● What you will do
From the listing below, pull out the lines that hold "Senior".

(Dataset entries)
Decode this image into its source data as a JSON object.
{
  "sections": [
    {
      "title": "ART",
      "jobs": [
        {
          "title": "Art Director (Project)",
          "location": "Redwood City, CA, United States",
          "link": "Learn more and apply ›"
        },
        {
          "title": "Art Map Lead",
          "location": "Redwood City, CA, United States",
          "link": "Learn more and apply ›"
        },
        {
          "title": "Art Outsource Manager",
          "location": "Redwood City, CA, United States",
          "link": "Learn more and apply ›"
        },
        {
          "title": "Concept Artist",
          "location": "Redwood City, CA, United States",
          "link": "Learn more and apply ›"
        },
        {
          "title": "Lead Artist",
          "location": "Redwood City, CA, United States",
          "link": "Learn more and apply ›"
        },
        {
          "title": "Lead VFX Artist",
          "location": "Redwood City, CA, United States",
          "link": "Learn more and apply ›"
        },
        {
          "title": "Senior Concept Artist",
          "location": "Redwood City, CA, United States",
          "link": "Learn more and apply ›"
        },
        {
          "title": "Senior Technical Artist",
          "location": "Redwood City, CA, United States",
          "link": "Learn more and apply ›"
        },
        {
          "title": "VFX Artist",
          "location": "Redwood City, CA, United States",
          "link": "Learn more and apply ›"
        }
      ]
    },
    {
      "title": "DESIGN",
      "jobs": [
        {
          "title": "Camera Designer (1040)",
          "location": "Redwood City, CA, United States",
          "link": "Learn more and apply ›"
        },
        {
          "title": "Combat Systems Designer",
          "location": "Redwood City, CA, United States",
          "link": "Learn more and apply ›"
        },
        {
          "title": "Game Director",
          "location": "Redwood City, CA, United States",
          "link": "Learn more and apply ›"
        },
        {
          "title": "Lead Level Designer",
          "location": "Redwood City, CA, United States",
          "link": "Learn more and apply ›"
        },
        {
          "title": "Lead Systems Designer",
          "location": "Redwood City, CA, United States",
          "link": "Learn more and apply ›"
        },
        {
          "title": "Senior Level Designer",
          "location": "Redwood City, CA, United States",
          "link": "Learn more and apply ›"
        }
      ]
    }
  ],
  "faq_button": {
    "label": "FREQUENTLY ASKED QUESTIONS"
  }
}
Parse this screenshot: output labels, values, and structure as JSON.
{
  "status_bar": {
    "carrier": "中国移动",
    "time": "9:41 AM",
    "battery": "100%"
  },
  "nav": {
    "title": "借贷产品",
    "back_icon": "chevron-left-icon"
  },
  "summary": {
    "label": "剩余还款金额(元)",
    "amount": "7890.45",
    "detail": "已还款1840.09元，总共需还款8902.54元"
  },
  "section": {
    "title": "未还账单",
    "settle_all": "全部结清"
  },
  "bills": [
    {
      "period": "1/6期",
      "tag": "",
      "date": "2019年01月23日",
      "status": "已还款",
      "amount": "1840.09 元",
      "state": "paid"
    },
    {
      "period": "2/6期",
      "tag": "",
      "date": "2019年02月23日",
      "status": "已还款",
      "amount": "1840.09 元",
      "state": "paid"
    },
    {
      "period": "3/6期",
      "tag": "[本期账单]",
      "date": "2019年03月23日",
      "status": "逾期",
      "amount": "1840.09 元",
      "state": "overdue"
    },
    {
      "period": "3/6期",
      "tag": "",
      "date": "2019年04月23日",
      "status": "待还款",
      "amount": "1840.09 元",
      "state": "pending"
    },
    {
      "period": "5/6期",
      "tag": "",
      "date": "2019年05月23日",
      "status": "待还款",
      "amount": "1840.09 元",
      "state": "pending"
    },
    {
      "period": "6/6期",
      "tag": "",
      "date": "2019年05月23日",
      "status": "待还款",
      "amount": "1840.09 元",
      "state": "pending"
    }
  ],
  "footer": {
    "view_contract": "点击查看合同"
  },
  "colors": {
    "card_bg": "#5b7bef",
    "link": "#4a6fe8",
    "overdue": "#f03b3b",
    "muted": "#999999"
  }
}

● Full output
          "title": "Senior Concept Artist",
          "title": "Senior Technical Artist",
          "title": "Senior Level Designer",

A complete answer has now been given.